## TASK REQUIREMENTS
Transcribe the records that follow, preserving every word.

## Extracted data entries
::::

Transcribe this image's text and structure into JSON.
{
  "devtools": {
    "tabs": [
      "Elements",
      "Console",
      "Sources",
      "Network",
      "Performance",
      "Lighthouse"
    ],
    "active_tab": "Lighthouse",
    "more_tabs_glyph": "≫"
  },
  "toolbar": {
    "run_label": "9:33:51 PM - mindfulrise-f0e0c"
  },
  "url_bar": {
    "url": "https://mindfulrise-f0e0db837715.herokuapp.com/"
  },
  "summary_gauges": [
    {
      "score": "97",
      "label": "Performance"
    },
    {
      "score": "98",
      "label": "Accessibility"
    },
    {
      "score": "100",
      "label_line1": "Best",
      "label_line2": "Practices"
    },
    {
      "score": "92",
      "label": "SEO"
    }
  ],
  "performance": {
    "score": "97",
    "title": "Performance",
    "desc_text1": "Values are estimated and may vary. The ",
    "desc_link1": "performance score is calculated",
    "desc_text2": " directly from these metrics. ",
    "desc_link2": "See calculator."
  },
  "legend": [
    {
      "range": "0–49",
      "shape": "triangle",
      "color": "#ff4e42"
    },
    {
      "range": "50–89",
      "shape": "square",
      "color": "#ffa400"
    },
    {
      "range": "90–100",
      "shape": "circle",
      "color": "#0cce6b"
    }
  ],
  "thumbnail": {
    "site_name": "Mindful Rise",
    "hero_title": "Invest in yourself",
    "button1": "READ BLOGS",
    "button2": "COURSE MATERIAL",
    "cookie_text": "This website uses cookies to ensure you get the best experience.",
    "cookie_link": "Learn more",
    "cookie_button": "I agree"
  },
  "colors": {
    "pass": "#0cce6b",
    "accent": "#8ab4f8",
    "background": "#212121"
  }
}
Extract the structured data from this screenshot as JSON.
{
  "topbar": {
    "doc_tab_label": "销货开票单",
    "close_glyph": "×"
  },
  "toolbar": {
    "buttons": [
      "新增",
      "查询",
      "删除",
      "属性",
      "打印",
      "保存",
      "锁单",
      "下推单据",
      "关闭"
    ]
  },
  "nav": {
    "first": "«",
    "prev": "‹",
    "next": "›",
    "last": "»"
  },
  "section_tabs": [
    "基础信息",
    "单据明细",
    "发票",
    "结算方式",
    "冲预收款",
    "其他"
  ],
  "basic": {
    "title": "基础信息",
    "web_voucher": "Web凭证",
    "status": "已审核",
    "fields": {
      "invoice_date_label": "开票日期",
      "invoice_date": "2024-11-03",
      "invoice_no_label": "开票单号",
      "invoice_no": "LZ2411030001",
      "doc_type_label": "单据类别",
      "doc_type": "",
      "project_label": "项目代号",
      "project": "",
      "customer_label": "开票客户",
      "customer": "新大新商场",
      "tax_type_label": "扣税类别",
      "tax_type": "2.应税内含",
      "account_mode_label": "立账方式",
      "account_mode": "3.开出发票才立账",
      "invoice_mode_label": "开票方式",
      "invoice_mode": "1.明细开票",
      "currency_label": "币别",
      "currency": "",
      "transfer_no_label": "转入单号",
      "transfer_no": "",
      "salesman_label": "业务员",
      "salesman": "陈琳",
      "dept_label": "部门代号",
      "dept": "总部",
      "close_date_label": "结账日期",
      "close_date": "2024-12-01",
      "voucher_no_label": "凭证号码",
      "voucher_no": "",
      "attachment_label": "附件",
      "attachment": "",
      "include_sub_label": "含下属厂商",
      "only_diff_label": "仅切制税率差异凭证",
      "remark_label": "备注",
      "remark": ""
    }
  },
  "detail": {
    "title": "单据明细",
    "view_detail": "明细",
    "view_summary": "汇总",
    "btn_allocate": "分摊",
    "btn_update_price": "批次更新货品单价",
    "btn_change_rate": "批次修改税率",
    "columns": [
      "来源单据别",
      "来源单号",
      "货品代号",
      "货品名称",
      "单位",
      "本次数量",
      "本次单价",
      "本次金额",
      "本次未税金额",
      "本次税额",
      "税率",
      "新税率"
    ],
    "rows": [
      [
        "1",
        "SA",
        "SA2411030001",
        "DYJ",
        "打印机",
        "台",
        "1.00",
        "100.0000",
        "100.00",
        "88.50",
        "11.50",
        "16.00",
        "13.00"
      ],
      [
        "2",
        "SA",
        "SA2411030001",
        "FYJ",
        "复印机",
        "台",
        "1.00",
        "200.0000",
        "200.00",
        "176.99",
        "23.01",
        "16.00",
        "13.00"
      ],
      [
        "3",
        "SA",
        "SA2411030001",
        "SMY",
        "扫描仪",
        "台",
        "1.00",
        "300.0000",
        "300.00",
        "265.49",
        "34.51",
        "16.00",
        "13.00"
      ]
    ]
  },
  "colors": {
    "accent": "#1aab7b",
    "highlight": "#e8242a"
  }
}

::::

## THE RESPONSE
Transcribe this image's text and structure into JSON.
{
  "devtools": {
    "tabs": [
      "Elements",
      "Console",
      "Sources",
      "Network",
      "Performance",
      "Lighthouse"
    ],
    "active_tab": "Lighthouse",
    "more_tabs_glyph": "≫"
  },
  "toolbar": {
    "run_label": "9:33:51 PM - mindfulrise-f0e0c"
  },
  "url_bar": {
    "url": "https://mindfulrise-f0e0db837715.herokuapp.com/"
  },
  "summary_gauges": [
    {
      "score": "97",
      "label": "Performance"
    },
    {
      "score": "98",
      "label": "Accessibility"
    },
    {
      "score": "100",
      "label_line1": "Best",
      "label_line2": "Practices"
    },
    {
      "score": "92",
      "label": "SEO"
    }
  ],
  "performance": {
    "score": "97",
    "title": "Performance",
    "desc_text1": "Values are estimated and may vary. The ",
    "desc_link1": "performance score is calculated",
    "desc_text2": " directly from these metrics. ",
    "desc_link2": "See calculator."
  },
  "legend": [
    {
      "range": "0–49",
      "shape": "triangle",
      "color": "#ff4e42"
    },
    {
      "range": "50–89",
      "shape": "square",
      "color": "#ffa400"
    },
    {
      "range": "90–100",
      "shape": "circle",
      "color": "#0cce6b"
    }
  ],
  "thumbnail": {
    "site_name": "Mindful Rise",
    "hero_title": "Invest in yourself",
    "button1": "READ BLOGS",
    "button2": "COURSE MATERIAL",
    "cookie_text": "This website uses cookies to ensure you get the best experience.",
    "cookie_link": "Learn more",
    "cookie_button": "I agree"
  },
  "colors": {
    "pass": "#0cce6b",
    "accent": "#8ab4f8",
    "background": "#212121"
  }
}
Extract the structured data from this screenshot as JSON.
{
  "topbar": {
    "doc_tab_label": "销货开票单",
    "close_glyph": "×"
  },
  "toolbar": {
    "buttons": [
      "新增",
      "查询",
      "删除",
      "属性",
      "打印",
      "保存",
      "锁单",
      "下推单据",
      "关闭"
    ]
  },
  "nav": {
    "first": "«",
    "prev": "‹",
    "next": "›",
    "last": "»"
  },
  "section_tabs": [
    "基础信息",
    "单据明细",
    "发票",
    "结算方式",
    "冲预收款",
    "其他"
  ],
  "basic": {
    "title": "基础信息",
    "web_voucher": "Web凭证",
    "status": "已审核",
    "fields": {
      "invoice_date_label": "开票日期",
      "invoice_date": "2024-11-03",
      "invoice_no_label": "开票单号",
      "invoice_no": "LZ2411030001",
      "doc_type_label": "单据类别",
      "doc_type": "",
      "project_label": "项目代号",
      "project": "",
      "customer_label": "开票客户",
      "customer": "新大新商场",
      "tax_type_label": "扣税类别",
      "tax_type": "2.应税内含",
      "account_mode_label": "立账方式",
      "account_mode": "3.开出发票才立账",
      "invoice_mode_label": "开票方式",
      "invoice_mode": "1.明细开票",
      "currency_label": "币别",
      "currency": "",
      "transfer_no_label": "转入单号",
      "transfer_no": "",
      "salesman_label": "业务员",
      "salesman": "陈琳",
      "dept_label": "部门代号",
      "dept": "总部",
      "close_date_label": "结账日期",
      "close_date": "2024-12-01",
      "voucher_no_label": "凭证号码",
      "voucher_no": "",
      "attachment_label": "附件",
      "attachment": "",
      "include_sub_label": "含下属厂商",
      "only_diff_label": "仅切制税率差异凭证",
      "remark_label": "备注",
      "remark": ""
    }
  },
  "detail": {
    "title": "单据明细",
    "view_detail": "明细",
    "view_summary": "汇总",
    "btn_allocate": "分摊",
    "btn_update_price": "批次更新货品单价",
    "btn_change_rate": "批次修改税率",
    "columns": [
      "来源单据别",
      "来源单号",
      "货品代号",
      "货品名称",
      "单位",
      "本次数量",
      "本次单价",
      "本次金额",
      "本次未税金额",
      "本次税额",
      "税率",
      "新税率"
    ],
    "rows": [
      [
        "1",
        "SA",
        "SA2411030001",
        "DYJ",
        "打印机",
        "台",
        "1.00",
        "100.0000",
        "100.00",
        "88.50",
        "11.50",
        "16.00",
        "13.00"
      ],
      [
        "2",
        "SA",
        "SA2411030001",
        "FYJ",
        "复印机",
        "台",
        "1.00",
        "200.0000",
        "200.00",
        "176.99",
        "23.01",
        "16.00",
        "13.00"
      ],
      [
        "3",
        "SA",
        "SA2411030001",
        "SMY",
        "扫描仪",
        "台",
        "1.00",
        "300.0000",
        "300.00",
        "265.49",
        "34.51",
        "16.00",
        "13.00"
      ]
    ]
  },
  "colors": {
    "accent": "#1aab7b",
    "highlight": "#e8242a"
  }
}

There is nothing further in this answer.